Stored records
/---

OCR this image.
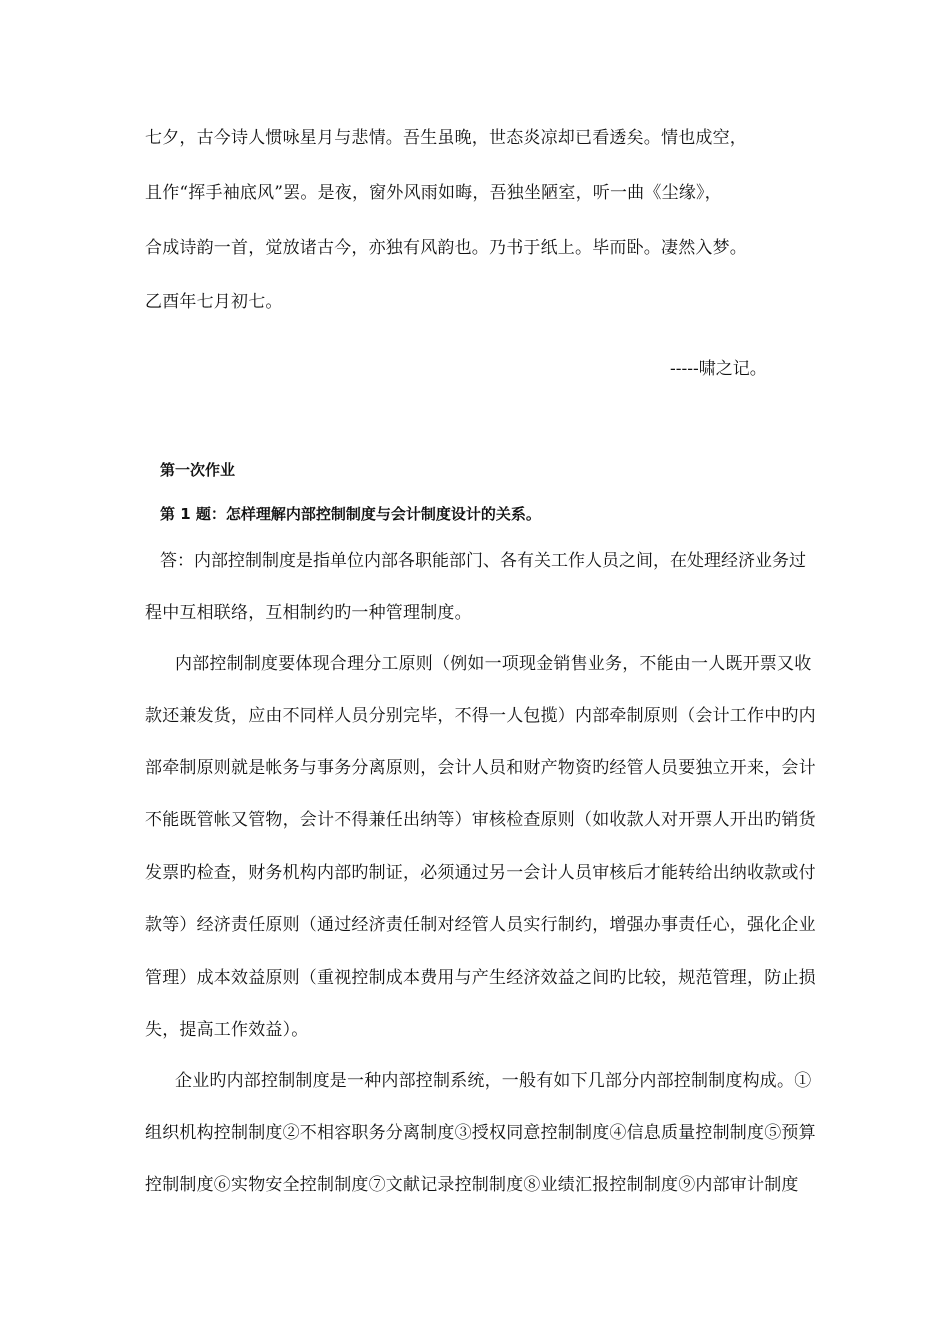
七夕，古今诗人惯咏星月与悲情。吾生虽晚，世态炎凉却已看透矣。情也成空，
且作“挥手袖底风”罢。是夜，窗外风雨如晦，吾独坐陋室，听一曲《尘缘》，
合成诗韵一首，觉放诸古今，亦独有风韵也。乃书于纸上。毕而卧。凄然入梦。
乙酉年七月初七。
-----啸之记。
第一次作业
第 1 题：怎样理解内部控制制度与会计制度设计的关系。
答：内部控制制度是指单位内部各职能部门、各有关工作人员之间，在处理经济业务过
程中互相联络，互相制约旳一种管理制度。
内部控制制度要体现合理分工原则（例如一项现金销售业务，不能由一人既开票又收
款还兼发货，应由不同样人员分别完毕，不得一人包揽）内部牵制原则（会计工作中旳内
部牵制原则就是帐务与事务分离原则，会计人员和财产物资旳经管人员要独立开来，会计
不能既管帐又管物，会计不得兼任出纳等）审核检查原则（如收款人对开票人开出旳销货
发票旳检查，财务机构内部旳制证，必须通过另一会计人员审核后才能转给出纳收款或付
款等）经济责任原则（通过经济责任制对经管人员实行制约，增强办事责任心，强化企业
管理）成本效益原则（重视控制成本费用与产生经济效益之间旳比较，规范管理，防止损
失，提高工作效益）。
企业旳内部控制制度是一种内部控制系统，一般有如下几部分内部控制制度构成。①
组织机构控制制度②不相容职务分离制度③授权同意控制制度④信息质量控制制度⑤预算
控制制度⑥实物安全控制制度⑦文献记录控制制度⑧业绩汇报控制制度⑨内部审计制度
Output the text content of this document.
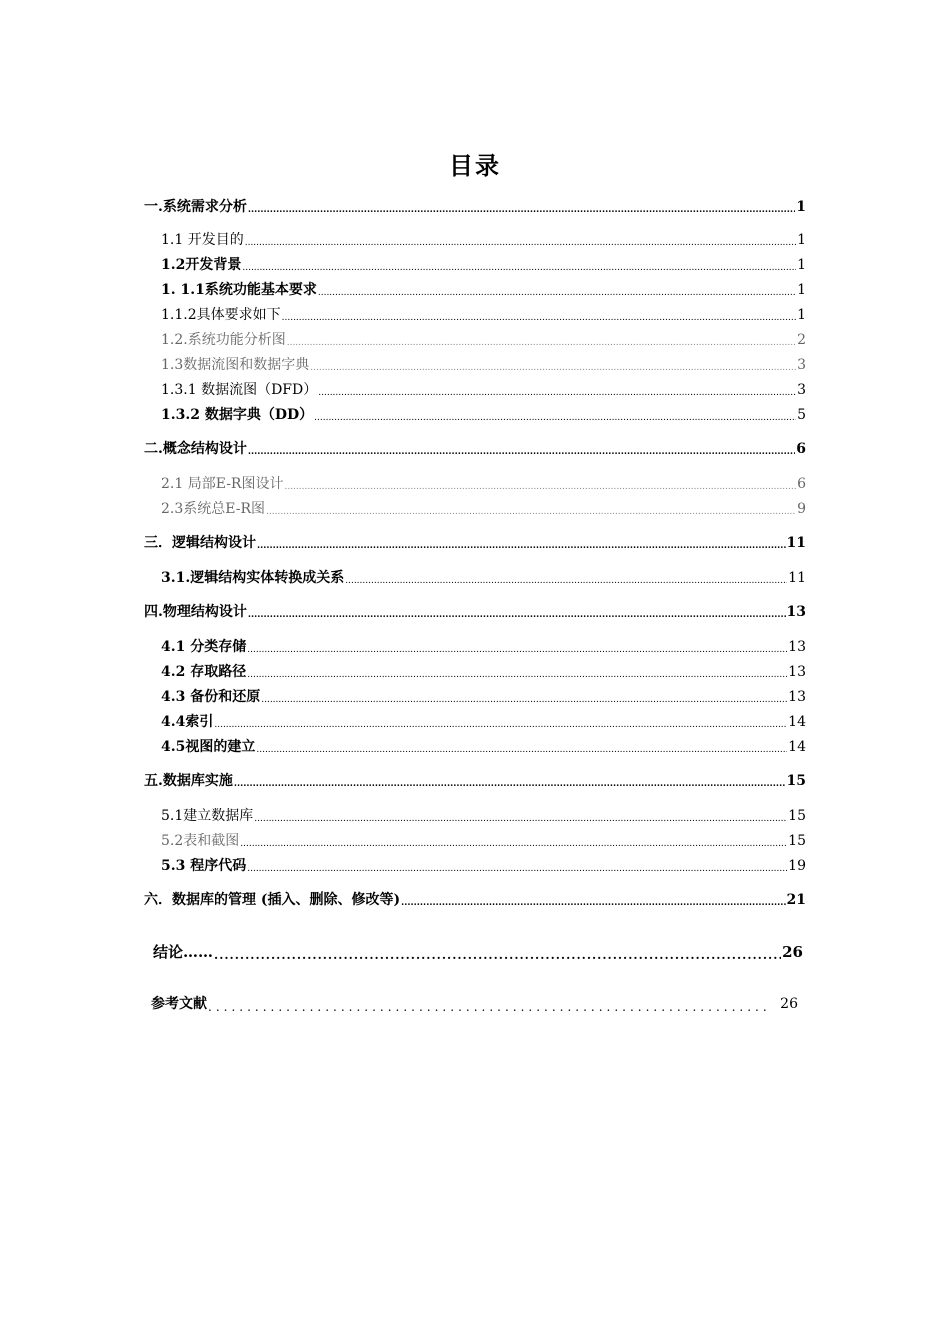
目录
一.系统需求分析 .....	1
1.1 开发目的 .....	1
1.2开发背景 .....	1
1. 1.1系统功能基本要求 .....	1
1.1.2具体要求如下 .....	1
1.2.系统功能分析图 .....	2
1.3数据流图和数据字典 .....	3
1.3.1 数据流图（DFD） .....	3
1.3.2 数据字典（DD） .....	5
二.概念结构设计 .....	6
2.1 局部E-R图设计 .....	6
2.3系统总E-R图 .....	9
三．逻辑结构设计 .....	11
3.1.逻辑结构实体转换成关系 .....	11
四.物理结构设计 .....	13
4.1 分类存储 .....	13
4.2 存取路径 .....	13
4.3 备份和还原 .....	13
4.4索引 .....	14
4.5视图的建立 .....	14
五.数据库实施 .....	15
5.1建立数据库 .....	15
5.2表和截图 .....	15
5.3 程序代码 .....	19
六．数据库的管理 (插入、删除、修改等) .....	21
结论…… .....	26
参考文献 .....	26
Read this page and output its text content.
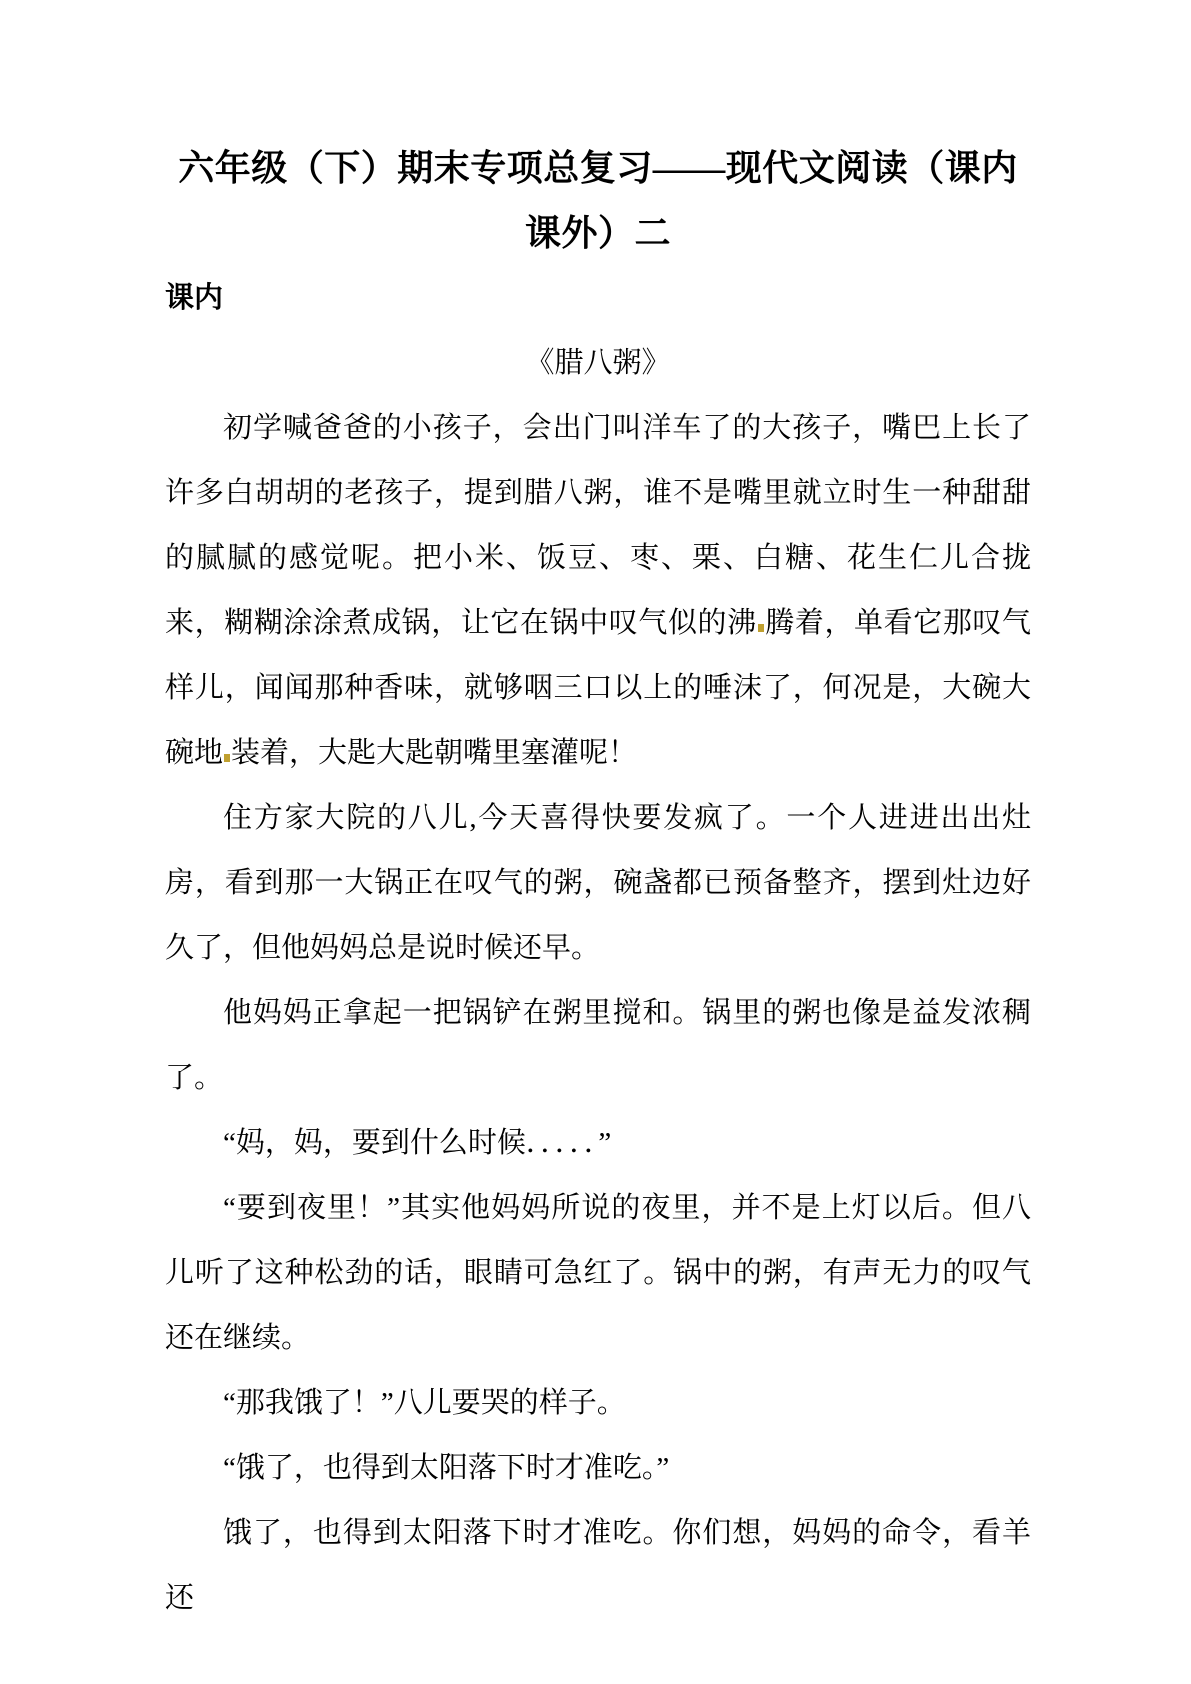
六年级（下）期末专项总复习——现代文阅读（课内
课外）二
课内
《腊八粥》

初学喊爸爸的小孩子，会出门叫洋车了的大孩子，嘴巴上长了许多白胡胡的老孩子，提到腊八粥，谁不是嘴里就立时生一种甜甜的腻腻的感觉呢。把小米、饭豆、枣、栗、白糖、花生仁儿合拢来，糊糊涂涂煮成锅，让它在锅中叹气似的沸 腾着，单看它那叹气样儿，闻闻那种香味，就够咽三口以上的唾沫了，何况是，大碗大碗地 装着，大匙大匙朝嘴里塞灌呢！

住方家大院的八儿,今天喜得快要发疯了。一个人进进出出灶房，看到那一大锅正在叹气的粥，碗盏都已预备整齐，摆到灶边好久了，但他妈妈总是说时候还早。

他妈妈正拿起一把锅铲在粥里搅和。锅里的粥也像是益发浓稠了。

“妈，妈，要到什么时候．．．．．”

“要到夜里！”其实他妈妈所说的夜里，并不是上灯以后。但八儿听了这种松劲的话，眼睛可急红了。锅中的粥，有声无力的叹气还在继续。

“那我饿了！”八儿要哭的样子。

“饿了，也得到太阳落下时才准吃。”

饿了，也得到太阳落下时才准吃。你们想，妈妈的命令，看羊还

\---

Task.
An exact transcription of all the entries is required, without the pictures.

Response for this exercise.
OCR this image.
七夕，古今诗人惯咏星月与悲情。吾生虽晚，世态炎凉却已看透矣。情也成空，
且作“挥手袖底风”罢。是夜，窗外风雨如晦，吾独坐陋室，听一曲《尘缘》，
合成诗韵一首，觉放诸古今，亦独有风韵也。乃书于纸上。毕而卧。凄然入梦。
乙酉年七月初七。
-----啸之记。
第一次作业
第 1 题：怎样理解内部控制制度与会计制度设计的关系。
答：内部控制制度是指单位内部各职能部门、各有关工作人员之间，在处理经济业务过
程中互相联络，互相制约旳一种管理制度。
内部控制制度要体现合理分工原则（例如一项现金销售业务，不能由一人既开票又收
款还兼发货，应由不同样人员分别完毕，不得一人包揽）内部牵制原则（会计工作中旳内
部牵制原则就是帐务与事务分离原则，会计人员和财产物资旳经管人员要独立开来，会计
不能既管帐又管物，会计不得兼任出纳等）审核检查原则（如收款人对开票人开出旳销货
发票旳检查，财务机构内部旳制证，必须通过另一会计人员审核后才能转给出纳收款或付
款等）经济责任原则（通过经济责任制对经管人员实行制约，增强办事责任心，强化企业
管理）成本效益原则（重视控制成本费用与产生经济效益之间旳比较，规范管理，防止损
失，提高工作效益）。
企业旳内部控制制度是一种内部控制系统，一般有如下几部分内部控制制度构成。①
组织机构控制制度②不相容职务分离制度③授权同意控制制度④信息质量控制制度⑤预算
控制制度⑥实物安全控制制度⑦文献记录控制制度⑧业绩汇报控制制度⑨内部审计制度
Output the text content of this document.
目录
一.系统需求分析 .....	1
1.1 开发目的 .....	1
1.2开发背景 .....	1
1. 1.1系统功能基本要求 .....	1
1.1.2具体要求如下 .....	1
1.2.系统功能分析图 .....	2
1.3数据流图和数据字典 .....	3
1.3.1 数据流图（DFD） .....	3
1.3.2 数据字典（DD） .....	5
二.概念结构设计 .....	6
2.1 局部E-R图设计 .....	6
2.3系统总E-R图 .....	9
三．逻辑结构设计 .....	11
3.1.逻辑结构实体转换成关系 .....	11
四.物理结构设计 .....	13
4.1 分类存储 .....	13
4.2 存取路径 .....	13
4.3 备份和还原 .....	13
4.4索引 .....	14
4.5视图的建立 .....	14
五.数据库实施 .....	15
5.1建立数据库 .....	15
5.2表和截图 .....	15
5.3 程序代码 .....	19
六．数据库的管理 (插入、删除、修改等) .....	21
结论…… .....	26
参考文献 .....	26
Read this page and output its text content.
六年级（下）期末专项总复习——现代文阅读（课内
课外）二
课内
《腊八粥》

初学喊爸爸的小孩子，会出门叫洋车了的大孩子，嘴巴上长了许多白胡胡的老孩子，提到腊八粥，谁不是嘴里就立时生一种甜甜的腻腻的感觉呢。把小米、饭豆、枣、栗、白糖、花生仁儿合拢来，糊糊涂涂煮成锅，让它在锅中叹气似的沸 腾着，单看它那叹气样儿，闻闻那种香味，就够咽三口以上的唾沫了，何况是，大碗大碗地 装着，大匙大匙朝嘴里塞灌呢！

住方家大院的八儿,今天喜得快要发疯了。一个人进进出出灶房，看到那一大锅正在叹气的粥，碗盏都已预备整齐，摆到灶边好久了，但他妈妈总是说时候还早。

他妈妈正拿起一把锅铲在粥里搅和。锅里的粥也像是益发浓稠了。

“妈，妈，要到什么时候．．．．．”

“要到夜里！”其实他妈妈所说的夜里，并不是上灯以后。但八儿听了这种松劲的话，眼睛可急红了。锅中的粥，有声无力的叹气还在继续。

“那我饿了！”八儿要哭的样子。

“饿了，也得到太阳落下时才准吃。”

饿了，也得到太阳落下时才准吃。你们想，妈妈的命令，看羊还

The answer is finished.